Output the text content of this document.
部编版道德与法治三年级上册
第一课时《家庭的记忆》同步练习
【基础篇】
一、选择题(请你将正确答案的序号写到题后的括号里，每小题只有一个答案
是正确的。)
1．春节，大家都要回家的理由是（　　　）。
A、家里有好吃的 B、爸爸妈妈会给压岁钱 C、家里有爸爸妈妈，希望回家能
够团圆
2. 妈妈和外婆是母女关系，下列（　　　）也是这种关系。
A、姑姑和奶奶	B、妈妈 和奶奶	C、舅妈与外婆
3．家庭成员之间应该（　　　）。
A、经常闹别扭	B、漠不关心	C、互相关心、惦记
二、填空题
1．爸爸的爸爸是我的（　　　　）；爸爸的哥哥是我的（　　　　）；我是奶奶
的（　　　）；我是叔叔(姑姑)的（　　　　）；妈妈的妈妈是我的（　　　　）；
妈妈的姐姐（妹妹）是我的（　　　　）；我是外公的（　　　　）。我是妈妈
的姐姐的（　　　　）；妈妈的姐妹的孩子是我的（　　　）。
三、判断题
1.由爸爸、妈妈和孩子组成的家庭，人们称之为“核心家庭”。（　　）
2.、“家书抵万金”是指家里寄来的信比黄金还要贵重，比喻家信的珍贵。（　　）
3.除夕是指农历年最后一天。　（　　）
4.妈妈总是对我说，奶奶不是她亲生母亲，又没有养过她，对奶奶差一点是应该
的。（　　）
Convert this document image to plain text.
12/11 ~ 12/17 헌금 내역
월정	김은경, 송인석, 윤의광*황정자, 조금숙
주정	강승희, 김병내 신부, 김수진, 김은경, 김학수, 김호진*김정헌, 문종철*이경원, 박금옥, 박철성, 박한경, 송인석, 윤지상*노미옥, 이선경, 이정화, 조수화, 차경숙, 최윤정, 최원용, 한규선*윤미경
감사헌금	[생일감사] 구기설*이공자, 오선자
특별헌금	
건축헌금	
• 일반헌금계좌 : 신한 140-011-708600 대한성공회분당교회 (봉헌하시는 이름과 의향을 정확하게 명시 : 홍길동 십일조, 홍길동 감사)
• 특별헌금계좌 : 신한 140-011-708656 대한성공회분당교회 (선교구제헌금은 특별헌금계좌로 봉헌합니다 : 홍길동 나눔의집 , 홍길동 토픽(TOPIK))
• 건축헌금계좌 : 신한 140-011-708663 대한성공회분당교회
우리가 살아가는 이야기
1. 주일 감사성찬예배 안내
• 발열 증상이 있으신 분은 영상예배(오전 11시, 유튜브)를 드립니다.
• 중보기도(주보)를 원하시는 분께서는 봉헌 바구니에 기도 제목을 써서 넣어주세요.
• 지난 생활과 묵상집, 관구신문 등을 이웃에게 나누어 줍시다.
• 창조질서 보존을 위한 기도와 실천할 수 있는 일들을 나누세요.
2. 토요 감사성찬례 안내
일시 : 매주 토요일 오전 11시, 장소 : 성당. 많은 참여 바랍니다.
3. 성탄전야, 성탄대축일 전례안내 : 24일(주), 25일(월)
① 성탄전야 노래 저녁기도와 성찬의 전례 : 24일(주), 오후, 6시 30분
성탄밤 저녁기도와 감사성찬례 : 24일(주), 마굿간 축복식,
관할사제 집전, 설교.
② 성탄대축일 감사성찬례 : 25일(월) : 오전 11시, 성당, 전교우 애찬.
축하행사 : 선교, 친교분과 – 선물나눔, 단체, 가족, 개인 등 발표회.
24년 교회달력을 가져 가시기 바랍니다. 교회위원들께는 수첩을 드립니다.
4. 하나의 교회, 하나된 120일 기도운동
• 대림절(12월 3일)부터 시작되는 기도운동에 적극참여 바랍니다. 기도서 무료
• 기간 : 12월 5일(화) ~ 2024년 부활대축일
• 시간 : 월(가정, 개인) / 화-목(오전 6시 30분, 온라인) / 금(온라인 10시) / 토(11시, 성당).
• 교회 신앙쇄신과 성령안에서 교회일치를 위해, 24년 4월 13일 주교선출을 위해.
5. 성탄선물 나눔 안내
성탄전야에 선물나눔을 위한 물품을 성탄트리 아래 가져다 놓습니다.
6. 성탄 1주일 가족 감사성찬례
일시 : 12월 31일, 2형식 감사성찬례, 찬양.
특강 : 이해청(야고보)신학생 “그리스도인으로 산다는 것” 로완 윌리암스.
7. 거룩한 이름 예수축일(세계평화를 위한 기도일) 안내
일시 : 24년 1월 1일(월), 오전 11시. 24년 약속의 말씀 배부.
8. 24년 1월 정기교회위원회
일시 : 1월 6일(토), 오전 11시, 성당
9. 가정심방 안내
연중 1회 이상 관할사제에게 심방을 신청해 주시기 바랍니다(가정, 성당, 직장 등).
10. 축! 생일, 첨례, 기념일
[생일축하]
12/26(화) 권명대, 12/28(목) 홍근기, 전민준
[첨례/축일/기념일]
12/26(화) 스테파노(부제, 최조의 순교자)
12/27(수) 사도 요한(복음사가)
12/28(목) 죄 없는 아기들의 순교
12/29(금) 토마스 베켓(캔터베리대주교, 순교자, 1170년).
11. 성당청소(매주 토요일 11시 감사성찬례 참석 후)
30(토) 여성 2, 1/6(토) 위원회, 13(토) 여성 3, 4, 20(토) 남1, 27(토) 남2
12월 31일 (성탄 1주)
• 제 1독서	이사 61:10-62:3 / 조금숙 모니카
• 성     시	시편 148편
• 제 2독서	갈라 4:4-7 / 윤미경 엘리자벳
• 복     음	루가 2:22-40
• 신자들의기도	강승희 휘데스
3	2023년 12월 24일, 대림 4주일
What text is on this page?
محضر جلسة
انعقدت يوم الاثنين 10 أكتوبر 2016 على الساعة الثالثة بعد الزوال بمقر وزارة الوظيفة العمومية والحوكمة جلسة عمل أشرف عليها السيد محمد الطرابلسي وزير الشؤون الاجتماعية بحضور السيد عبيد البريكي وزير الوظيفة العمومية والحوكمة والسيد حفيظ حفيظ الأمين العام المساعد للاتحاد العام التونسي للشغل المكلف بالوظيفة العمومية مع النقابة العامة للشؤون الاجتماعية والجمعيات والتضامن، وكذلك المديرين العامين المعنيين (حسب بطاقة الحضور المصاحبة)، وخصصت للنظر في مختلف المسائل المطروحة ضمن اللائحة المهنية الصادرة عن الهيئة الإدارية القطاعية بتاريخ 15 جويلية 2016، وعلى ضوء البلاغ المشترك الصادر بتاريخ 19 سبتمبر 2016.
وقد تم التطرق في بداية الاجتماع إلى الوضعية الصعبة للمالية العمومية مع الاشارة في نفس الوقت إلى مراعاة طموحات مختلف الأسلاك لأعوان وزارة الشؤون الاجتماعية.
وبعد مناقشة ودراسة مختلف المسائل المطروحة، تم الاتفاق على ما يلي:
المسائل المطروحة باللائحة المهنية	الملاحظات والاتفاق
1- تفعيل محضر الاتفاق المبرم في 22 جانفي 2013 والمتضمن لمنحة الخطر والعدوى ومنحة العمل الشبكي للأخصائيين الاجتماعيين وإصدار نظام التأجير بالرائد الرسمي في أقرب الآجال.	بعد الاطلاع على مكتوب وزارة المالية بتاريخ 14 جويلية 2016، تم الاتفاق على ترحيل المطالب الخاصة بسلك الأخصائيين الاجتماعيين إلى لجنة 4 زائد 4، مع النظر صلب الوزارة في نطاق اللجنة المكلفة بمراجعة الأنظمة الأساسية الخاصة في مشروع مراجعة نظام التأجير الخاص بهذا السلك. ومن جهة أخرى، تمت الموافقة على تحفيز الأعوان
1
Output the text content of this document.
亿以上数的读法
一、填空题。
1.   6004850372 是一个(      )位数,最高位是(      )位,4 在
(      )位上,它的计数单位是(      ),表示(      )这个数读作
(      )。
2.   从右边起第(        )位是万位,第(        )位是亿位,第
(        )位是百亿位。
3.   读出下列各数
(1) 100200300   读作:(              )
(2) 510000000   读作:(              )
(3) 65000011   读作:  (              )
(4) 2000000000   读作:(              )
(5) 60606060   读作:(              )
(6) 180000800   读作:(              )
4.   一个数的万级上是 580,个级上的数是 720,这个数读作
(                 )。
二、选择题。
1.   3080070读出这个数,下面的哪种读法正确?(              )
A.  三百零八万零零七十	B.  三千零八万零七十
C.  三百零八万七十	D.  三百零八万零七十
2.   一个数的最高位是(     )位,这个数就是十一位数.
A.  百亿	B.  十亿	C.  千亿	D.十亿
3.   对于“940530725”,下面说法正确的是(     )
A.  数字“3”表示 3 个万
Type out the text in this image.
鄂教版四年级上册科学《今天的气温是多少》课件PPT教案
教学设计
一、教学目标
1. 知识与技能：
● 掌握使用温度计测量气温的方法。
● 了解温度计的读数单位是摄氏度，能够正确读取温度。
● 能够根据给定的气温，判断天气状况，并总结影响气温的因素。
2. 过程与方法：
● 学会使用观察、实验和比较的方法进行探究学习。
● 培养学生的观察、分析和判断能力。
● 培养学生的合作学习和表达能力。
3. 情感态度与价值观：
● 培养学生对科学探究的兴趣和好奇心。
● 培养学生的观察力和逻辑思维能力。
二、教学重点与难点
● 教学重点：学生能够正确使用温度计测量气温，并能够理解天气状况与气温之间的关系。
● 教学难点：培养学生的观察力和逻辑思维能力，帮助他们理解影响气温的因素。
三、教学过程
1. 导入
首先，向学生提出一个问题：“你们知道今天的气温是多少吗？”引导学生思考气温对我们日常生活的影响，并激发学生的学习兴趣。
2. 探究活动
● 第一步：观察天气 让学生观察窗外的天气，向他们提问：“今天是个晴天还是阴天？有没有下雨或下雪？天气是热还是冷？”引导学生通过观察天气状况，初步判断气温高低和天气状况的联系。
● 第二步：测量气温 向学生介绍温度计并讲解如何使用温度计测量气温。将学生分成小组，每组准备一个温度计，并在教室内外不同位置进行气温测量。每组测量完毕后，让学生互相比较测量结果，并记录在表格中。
------------------------------------------------------------------------
- **INSTRUCTIONS TO FOLLOW**: Return the line that contains "Type out the text in this image." and all lines after it, verbatim, and nothing else.

- **ANSWER FOR THE TASK**:
Type out the text in this image.
鄂教版四年级上册科学《今天的气温是多少》课件PPT教案
教学设计
一、教学目标
1. 知识与技能：
● 掌握使用温度计测量气温的方法。
● 了解温度计的读数单位是摄氏度，能够正确读取温度。
● 能够根据给定的气温，判断天气状况，并总结影响气温的因素。
2. 过程与方法：
● 学会使用观察、实验和比较的方法进行探究学习。
● 培养学生的观察、分析和判断能力。
● 培养学生的合作学习和表达能力。
3. 情感态度与价值观：
● 培养学生对科学探究的兴趣和好奇心。
● 培养学生的观察力和逻辑思维能力。
二、教学重点与难点
● 教学重点：学生能够正确使用温度计测量气温，并能够理解天气状况与气温之间的关系。
● 教学难点：培养学生的观察力和逻辑思维能力，帮助他们理解影响气温的因素。
三、教学过程
1. 导入
首先，向学生提出一个问题：“你们知道今天的气温是多少吗？”引导学生思考气温对我们日常生活的影响，并激发学生的学习兴趣。
2. 探究活动
● 第一步：观察天气 让学生观察窗外的天气，向他们提问：“今天是个晴天还是阴天？有没有下雨或下雪？天气是热还是冷？”引导学生通过观察天气状况，初步判断气温高低和天气状况的联系。
● 第二步：测量气温 向学生介绍温度计并讲解如何使用温度计测量气温。将学生分成小组，每组准备一个温度计，并在教室内外不同位置进行气温测量。每组测量完毕后，让学生互相比较测量结果，并记录在表格中。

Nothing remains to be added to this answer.